=== Task to complete ===
Identify all lines in the data containing the string "hipertensos". Copy them out.

(Saved entries)
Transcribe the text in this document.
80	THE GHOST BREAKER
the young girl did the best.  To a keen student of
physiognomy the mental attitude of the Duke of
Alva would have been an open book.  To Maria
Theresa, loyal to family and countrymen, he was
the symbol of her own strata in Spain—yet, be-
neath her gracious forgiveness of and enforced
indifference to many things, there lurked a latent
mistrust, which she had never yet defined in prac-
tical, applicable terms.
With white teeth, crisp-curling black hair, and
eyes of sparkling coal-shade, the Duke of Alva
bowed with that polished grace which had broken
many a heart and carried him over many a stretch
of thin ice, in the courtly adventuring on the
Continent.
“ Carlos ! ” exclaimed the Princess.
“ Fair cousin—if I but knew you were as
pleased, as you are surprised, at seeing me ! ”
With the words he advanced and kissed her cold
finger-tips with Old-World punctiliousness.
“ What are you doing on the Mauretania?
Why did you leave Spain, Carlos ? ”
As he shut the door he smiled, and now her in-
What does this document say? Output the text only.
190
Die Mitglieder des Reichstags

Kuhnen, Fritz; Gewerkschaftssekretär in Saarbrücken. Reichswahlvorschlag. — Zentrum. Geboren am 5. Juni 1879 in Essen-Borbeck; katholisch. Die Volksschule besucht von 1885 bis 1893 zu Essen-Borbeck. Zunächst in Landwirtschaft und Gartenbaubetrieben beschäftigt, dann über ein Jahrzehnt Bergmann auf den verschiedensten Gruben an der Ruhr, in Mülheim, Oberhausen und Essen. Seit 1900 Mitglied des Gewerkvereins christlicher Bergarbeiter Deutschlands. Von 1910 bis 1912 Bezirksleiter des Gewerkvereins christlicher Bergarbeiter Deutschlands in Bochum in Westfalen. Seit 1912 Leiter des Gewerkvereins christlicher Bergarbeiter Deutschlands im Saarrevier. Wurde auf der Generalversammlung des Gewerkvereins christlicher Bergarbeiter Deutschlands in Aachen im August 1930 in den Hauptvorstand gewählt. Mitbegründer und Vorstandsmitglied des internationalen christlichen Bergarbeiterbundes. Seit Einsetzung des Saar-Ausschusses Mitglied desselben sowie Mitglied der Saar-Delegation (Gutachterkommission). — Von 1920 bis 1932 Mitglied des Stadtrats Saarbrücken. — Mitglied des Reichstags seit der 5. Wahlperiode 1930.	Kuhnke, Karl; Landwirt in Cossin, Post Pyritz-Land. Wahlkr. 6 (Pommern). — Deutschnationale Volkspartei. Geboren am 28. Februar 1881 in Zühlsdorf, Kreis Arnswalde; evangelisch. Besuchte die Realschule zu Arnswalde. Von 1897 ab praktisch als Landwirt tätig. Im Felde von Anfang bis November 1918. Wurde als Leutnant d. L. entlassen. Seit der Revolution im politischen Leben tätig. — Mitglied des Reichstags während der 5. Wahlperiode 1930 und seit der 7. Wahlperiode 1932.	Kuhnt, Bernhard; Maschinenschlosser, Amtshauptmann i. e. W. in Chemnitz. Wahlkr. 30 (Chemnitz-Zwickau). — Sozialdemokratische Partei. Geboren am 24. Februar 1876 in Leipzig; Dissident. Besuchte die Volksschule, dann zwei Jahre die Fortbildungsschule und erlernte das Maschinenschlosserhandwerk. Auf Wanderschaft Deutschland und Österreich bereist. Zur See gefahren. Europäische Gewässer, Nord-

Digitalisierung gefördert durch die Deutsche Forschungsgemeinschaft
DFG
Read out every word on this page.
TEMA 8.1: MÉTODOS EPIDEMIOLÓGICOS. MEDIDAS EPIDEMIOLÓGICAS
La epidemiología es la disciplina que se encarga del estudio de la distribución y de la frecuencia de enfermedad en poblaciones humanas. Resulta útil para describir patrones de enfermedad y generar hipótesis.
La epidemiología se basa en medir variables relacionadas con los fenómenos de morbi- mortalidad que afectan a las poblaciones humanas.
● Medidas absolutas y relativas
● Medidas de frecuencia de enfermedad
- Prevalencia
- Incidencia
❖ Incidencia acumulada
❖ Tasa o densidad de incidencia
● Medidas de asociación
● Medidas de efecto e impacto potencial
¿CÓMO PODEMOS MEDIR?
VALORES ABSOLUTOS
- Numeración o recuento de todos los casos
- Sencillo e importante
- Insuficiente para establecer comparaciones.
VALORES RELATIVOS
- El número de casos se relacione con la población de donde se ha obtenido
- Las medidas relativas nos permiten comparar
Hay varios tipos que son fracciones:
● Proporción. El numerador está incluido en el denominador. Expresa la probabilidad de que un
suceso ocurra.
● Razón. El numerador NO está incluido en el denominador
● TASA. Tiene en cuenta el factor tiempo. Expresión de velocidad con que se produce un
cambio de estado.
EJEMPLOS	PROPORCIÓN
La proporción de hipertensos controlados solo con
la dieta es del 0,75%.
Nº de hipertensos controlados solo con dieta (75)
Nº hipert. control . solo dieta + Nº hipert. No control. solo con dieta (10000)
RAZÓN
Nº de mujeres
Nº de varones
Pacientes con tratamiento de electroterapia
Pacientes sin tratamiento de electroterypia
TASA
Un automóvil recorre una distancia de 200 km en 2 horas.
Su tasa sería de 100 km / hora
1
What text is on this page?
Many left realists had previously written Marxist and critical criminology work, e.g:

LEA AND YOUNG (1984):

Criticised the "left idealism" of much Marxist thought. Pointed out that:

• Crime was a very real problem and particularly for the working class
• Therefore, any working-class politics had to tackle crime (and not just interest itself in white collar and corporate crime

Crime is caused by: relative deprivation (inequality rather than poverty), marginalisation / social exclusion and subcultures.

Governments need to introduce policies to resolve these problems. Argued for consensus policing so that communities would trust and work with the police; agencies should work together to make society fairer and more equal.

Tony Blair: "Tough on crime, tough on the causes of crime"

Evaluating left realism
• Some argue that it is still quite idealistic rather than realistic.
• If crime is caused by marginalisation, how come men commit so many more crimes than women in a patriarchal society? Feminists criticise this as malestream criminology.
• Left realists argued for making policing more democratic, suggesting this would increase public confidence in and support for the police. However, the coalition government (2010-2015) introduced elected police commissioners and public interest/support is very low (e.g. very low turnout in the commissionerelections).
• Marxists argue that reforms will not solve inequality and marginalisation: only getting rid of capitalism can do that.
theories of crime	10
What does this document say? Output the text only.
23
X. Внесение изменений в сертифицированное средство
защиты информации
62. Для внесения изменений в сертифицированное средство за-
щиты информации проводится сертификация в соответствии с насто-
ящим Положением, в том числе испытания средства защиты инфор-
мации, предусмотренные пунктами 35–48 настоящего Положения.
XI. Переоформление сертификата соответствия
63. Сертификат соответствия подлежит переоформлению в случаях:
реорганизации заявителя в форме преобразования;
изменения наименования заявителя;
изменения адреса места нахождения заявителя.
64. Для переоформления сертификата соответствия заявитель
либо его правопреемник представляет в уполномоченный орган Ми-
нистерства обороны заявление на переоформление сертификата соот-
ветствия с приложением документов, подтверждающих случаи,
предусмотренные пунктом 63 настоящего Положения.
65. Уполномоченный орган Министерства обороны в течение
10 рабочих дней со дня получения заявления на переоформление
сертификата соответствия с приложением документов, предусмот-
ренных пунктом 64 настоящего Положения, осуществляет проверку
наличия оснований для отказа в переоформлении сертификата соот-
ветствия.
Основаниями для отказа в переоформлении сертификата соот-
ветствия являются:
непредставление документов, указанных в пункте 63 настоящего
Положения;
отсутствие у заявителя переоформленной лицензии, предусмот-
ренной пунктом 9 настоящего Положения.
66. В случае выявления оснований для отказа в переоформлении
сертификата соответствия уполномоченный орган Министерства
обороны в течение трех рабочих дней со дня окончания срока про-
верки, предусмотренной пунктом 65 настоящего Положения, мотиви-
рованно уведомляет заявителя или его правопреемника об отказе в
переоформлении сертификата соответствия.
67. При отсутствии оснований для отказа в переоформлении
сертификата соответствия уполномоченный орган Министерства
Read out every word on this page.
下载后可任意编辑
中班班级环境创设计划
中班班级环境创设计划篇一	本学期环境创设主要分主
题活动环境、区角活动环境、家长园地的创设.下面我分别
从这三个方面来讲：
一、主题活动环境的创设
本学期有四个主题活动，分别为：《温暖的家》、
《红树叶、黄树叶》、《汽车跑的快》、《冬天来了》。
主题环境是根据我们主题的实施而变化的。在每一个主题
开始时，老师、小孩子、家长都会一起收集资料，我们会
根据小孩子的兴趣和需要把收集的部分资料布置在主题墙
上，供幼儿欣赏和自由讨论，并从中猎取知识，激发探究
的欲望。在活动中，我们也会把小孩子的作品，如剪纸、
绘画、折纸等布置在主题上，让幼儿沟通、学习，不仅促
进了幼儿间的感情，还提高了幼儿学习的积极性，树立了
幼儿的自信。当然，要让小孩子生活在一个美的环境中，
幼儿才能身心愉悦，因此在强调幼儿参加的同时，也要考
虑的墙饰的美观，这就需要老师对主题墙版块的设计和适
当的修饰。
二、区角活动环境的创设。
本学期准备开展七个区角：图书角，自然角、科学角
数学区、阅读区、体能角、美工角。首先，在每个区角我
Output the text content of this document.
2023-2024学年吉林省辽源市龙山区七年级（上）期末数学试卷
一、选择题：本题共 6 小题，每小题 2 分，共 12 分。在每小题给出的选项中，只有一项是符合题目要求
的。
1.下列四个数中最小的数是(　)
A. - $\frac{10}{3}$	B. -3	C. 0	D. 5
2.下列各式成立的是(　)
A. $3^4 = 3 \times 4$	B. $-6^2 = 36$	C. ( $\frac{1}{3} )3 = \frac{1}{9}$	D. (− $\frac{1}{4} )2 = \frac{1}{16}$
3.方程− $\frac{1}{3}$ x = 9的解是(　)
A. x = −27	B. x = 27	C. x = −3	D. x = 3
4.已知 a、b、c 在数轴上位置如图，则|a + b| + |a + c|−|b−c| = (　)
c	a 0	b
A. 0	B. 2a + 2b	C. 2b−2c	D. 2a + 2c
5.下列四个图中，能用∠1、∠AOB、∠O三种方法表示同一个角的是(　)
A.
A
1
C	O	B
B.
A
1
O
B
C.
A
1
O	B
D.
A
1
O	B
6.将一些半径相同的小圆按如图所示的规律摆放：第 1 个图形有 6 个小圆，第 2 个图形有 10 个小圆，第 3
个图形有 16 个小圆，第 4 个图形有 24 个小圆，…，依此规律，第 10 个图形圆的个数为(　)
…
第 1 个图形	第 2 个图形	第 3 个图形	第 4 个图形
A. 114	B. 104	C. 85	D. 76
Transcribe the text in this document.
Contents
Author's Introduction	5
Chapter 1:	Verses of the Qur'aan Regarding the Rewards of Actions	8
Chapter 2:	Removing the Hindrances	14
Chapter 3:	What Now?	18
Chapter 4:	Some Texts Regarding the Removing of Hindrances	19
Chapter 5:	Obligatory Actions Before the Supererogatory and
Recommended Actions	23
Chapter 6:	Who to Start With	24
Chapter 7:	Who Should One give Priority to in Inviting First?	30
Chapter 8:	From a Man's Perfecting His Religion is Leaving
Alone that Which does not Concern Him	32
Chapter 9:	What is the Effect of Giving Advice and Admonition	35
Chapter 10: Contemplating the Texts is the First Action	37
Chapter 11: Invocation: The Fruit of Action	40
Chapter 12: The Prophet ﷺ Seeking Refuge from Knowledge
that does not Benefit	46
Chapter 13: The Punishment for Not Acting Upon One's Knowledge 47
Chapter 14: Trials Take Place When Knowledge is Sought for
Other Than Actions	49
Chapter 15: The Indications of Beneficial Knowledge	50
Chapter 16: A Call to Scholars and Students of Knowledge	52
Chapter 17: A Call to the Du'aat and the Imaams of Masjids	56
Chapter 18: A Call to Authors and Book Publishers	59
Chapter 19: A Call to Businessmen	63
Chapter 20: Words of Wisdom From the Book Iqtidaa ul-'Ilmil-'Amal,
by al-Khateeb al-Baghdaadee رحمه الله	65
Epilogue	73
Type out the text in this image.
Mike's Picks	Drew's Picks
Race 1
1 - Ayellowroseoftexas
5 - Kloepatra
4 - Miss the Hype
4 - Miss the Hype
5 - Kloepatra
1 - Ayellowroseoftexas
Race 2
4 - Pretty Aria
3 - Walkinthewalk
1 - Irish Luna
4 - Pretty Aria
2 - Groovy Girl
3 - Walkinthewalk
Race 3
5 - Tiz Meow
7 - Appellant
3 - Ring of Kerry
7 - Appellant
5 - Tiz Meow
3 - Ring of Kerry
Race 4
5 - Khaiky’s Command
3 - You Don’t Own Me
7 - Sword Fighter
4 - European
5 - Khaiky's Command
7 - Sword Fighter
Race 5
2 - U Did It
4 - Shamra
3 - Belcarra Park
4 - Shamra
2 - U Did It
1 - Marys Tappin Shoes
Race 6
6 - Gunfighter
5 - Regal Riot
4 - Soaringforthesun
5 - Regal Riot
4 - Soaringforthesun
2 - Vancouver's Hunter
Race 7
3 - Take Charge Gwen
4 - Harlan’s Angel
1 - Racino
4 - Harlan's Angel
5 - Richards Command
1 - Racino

=== Task response ===
La proporción de hipertensos controlados solo con
Nº de hipertensos controlados solo con dieta (75)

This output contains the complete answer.